— BEGIN RECORDS SHOWN —

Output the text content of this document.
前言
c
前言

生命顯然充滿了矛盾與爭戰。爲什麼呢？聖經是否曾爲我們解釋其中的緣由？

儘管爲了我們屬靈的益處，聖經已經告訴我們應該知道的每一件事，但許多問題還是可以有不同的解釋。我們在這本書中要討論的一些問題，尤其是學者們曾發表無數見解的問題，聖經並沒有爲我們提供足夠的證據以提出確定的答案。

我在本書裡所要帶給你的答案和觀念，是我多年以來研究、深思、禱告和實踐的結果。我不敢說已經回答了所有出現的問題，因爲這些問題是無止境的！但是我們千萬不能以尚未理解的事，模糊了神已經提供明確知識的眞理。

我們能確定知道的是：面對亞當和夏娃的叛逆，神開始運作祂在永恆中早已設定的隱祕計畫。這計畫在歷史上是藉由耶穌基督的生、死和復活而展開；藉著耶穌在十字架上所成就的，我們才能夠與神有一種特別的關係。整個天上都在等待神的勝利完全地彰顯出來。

— END RECORDS SHOWN —

■ WHAT YOU NEED TO DO:
Above are some records; repeat all of them exactly.

■ CORRECT OUTPUT:
Output the text content of this document.
前言
c
前言

生命顯然充滿了矛盾與爭戰。爲什麼呢？聖經是否曾爲我們解釋其中的緣由？

儘管爲了我們屬靈的益處，聖經已經告訴我們應該知道的每一件事，但許多問題還是可以有不同的解釋。我們在這本書中要討論的一些問題，尤其是學者們曾發表無數見解的問題，聖經並沒有爲我們提供足夠的證據以提出確定的答案。

我在本書裡所要帶給你的答案和觀念，是我多年以來研究、深思、禱告和實踐的結果。我不敢說已經回答了所有出現的問題，因爲這些問題是無止境的！但是我們千萬不能以尚未理解的事，模糊了神已經提供明確知識的眞理。

我們能確定知道的是：面對亞當和夏娃的叛逆，神開始運作祂在永恆中早已設定的隱祕計畫。這計畫在歷史上是藉由耶穌基督的生、死和復活而展開；藉著耶穌在十字架上所成就的，我們才能夠與神有一種特別的關係。整個天上都在等待神的勝利完全地彰顯出來。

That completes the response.